Write the data out again, exactly as given.

Rows from a figure dataset:
____

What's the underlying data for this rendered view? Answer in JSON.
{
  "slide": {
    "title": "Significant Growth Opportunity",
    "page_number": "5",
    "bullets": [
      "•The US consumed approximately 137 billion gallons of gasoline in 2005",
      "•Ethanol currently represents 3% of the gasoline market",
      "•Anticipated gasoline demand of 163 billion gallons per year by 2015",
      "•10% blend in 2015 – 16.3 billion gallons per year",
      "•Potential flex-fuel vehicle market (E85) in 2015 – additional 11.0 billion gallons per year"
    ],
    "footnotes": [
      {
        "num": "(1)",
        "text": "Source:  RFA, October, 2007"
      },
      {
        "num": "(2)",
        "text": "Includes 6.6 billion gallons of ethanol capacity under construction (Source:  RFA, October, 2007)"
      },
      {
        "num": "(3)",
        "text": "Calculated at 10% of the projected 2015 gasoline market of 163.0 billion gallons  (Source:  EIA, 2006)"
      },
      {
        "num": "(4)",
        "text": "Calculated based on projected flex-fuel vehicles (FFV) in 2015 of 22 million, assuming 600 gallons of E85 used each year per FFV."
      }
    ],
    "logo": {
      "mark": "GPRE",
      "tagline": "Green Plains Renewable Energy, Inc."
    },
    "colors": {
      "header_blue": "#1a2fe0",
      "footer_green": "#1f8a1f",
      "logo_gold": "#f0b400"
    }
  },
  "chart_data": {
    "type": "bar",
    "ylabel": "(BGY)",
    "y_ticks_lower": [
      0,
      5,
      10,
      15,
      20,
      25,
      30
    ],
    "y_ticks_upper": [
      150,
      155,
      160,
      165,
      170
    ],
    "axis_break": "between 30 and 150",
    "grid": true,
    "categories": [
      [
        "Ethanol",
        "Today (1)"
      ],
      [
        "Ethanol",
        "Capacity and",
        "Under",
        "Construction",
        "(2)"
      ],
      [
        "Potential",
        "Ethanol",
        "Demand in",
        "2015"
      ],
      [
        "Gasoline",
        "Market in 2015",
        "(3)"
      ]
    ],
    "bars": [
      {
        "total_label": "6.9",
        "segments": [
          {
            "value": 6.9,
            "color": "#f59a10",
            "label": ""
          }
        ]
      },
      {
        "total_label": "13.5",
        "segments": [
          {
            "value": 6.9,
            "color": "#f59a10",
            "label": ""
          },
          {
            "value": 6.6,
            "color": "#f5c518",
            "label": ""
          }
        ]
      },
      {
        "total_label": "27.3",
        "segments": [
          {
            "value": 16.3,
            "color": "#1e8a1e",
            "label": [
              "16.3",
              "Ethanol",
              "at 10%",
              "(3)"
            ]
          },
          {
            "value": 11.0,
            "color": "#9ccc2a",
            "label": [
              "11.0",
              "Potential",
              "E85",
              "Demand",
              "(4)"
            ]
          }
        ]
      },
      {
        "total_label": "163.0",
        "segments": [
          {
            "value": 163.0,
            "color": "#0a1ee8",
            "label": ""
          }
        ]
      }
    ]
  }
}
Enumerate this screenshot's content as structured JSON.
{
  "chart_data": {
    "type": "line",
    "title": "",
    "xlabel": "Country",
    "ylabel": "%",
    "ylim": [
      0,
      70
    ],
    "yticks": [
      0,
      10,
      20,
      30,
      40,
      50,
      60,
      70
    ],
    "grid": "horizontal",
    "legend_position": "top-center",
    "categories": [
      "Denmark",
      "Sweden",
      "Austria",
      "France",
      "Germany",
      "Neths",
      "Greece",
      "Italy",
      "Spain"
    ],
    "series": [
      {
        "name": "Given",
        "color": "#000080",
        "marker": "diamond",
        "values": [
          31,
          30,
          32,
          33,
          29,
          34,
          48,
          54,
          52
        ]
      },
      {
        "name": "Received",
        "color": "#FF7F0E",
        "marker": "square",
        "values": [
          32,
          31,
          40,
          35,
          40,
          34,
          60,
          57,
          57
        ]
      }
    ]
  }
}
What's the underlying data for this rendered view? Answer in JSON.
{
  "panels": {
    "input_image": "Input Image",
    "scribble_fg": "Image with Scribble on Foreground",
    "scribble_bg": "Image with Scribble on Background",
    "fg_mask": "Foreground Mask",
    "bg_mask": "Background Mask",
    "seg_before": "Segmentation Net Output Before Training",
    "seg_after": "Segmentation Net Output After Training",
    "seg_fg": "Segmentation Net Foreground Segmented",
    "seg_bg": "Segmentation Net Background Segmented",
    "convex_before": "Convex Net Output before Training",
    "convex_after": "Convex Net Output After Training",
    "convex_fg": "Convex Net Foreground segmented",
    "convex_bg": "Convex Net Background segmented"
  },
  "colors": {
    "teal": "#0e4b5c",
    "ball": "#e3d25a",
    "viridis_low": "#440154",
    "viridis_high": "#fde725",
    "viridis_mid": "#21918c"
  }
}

____

• **RESULT**
What's the underlying data for this rendered view? Answer in JSON.
{
  "slide": {
    "title": "Significant Growth Opportunity",
    "page_number": "5",
    "bullets": [
      "•The US consumed approximately 137 billion gallons of gasoline in 2005",
      "•Ethanol currently represents 3% of the gasoline market",
      "•Anticipated gasoline demand of 163 billion gallons per year by 2015",
      "•10% blend in 2015 – 16.3 billion gallons per year",
      "•Potential flex-fuel vehicle market (E85) in 2015 – additional 11.0 billion gallons per year"
    ],
    "footnotes": [
      {
        "num": "(1)",
        "text": "Source:  RFA, October, 2007"
      },
      {
        "num": "(2)",
        "text": "Includes 6.6 billion gallons of ethanol capacity under construction (Source:  RFA, October, 2007)"
      },
      {
        "num": "(3)",
        "text": "Calculated at 10% of the projected 2015 gasoline market of 163.0 billion gallons  (Source:  EIA, 2006)"
      },
      {
        "num": "(4)",
        "text": "Calculated based on projected flex-fuel vehicles (FFV) in 2015 of 22 million, assuming 600 gallons of E85 used each year per FFV."
      }
    ],
    "logo": {
      "mark": "GPRE",
      "tagline": "Green Plains Renewable Energy, Inc."
    },
    "colors": {
      "header_blue": "#1a2fe0",
      "footer_green": "#1f8a1f",
      "logo_gold": "#f0b400"
    }
  },
  "chart_data": {
    "type": "bar",
    "ylabel": "(BGY)",
    "y_ticks_lower": [
      0,
      5,
      10,
      15,
      20,
      25,
      30
    ],
    "y_ticks_upper": [
      150,
      155,
      160,
      165,
      170
    ],
    "axis_break": "between 30 and 150",
    "grid": true,
    "categories": [
      [
        "Ethanol",
        "Today (1)"
      ],
      [
        "Ethanol",
        "Capacity and",
        "Under",
        "Construction",
        "(2)"
      ],
      [
        "Potential",
        "Ethanol",
        "Demand in",
        "2015"
      ],
      [
        "Gasoline",
        "Market in 2015",
        "(3)"
      ]
    ],
    "bars": [
      {
        "total_label": "6.9",
        "segments": [
          {
            "value": 6.9,
            "color": "#f59a10",
            "label": ""
          }
        ]
      },
      {
        "total_label": "13.5",
        "segments": [
          {
            "value": 6.9,
            "color": "#f59a10",
            "label": ""
          },
          {
            "value": 6.6,
            "color": "#f5c518",
            "label": ""
          }
        ]
      },
      {
        "total_label": "27.3",
        "segments": [
          {
            "value": 16.3,
            "color": "#1e8a1e",
            "label": [
              "16.3",
              "Ethanol",
              "at 10%",
              "(3)"
            ]
          },
          {
            "value": 11.0,
            "color": "#9ccc2a",
            "label": [
              "11.0",
              "Potential",
              "E85",
              "Demand",
              "(4)"
            ]
          }
        ]
      },
      {
        "total_label": "163.0",
        "segments": [
          {
            "value": 163.0,
            "color": "#0a1ee8",
            "label": ""
          }
        ]
      }
    ]
  }
}
Enumerate this screenshot's content as structured JSON.
{
  "chart_data": {
    "type": "line",
    "title": "",
    "xlabel": "Country",
    "ylabel": "%",
    "ylim": [
      0,
      70
    ],
    "yticks": [
      0,
      10,
      20,
      30,
      40,
      50,
      60,
      70
    ],
    "grid": "horizontal",
    "legend_position": "top-center",
    "categories": [
      "Denmark",
      "Sweden",
      "Austria",
      "France",
      "Germany",
      "Neths",
      "Greece",
      "Italy",
      "Spain"
    ],
    "series": [
      {
        "name": "Given",
        "color": "#000080",
        "marker": "diamond",
        "values": [
          31,
          30,
          32,
          33,
          29,
          34,
          48,
          54,
          52
        ]
      },
      {
        "name": "Received",
        "color": "#FF7F0E",
        "marker": "square",
        "values": [
          32,
          31,
          40,
          35,
          40,
          34,
          60,
          57,
          57
        ]
      }
    ]
  }
}
What's the underlying data for this rendered view? Answer in JSON.
{
  "panels": {
    "input_image": "Input Image",
    "scribble_fg": "Image with Scribble on Foreground",
    "scribble_bg": "Image with Scribble on Background",
    "fg_mask": "Foreground Mask",
    "bg_mask": "Background Mask",
    "seg_before": "Segmentation Net Output Before Training",
    "seg_after": "Segmentation Net Output After Training",
    "seg_fg": "Segmentation Net Foreground Segmented",
    "seg_bg": "Segmentation Net Background Segmented",
    "convex_before": "Convex Net Output before Training",
    "convex_after": "Convex Net Output After Training",
    "convex_fg": "Convex Net Foreground segmented",
    "convex_bg": "Convex Net Background segmented"
  },
  "colors": {
    "teal": "#0e4b5c",
    "ball": "#e3d25a",
    "viridis_low": "#440154",
    "viridis_high": "#fde725",
    "viridis_mid": "#21918c"
  }
}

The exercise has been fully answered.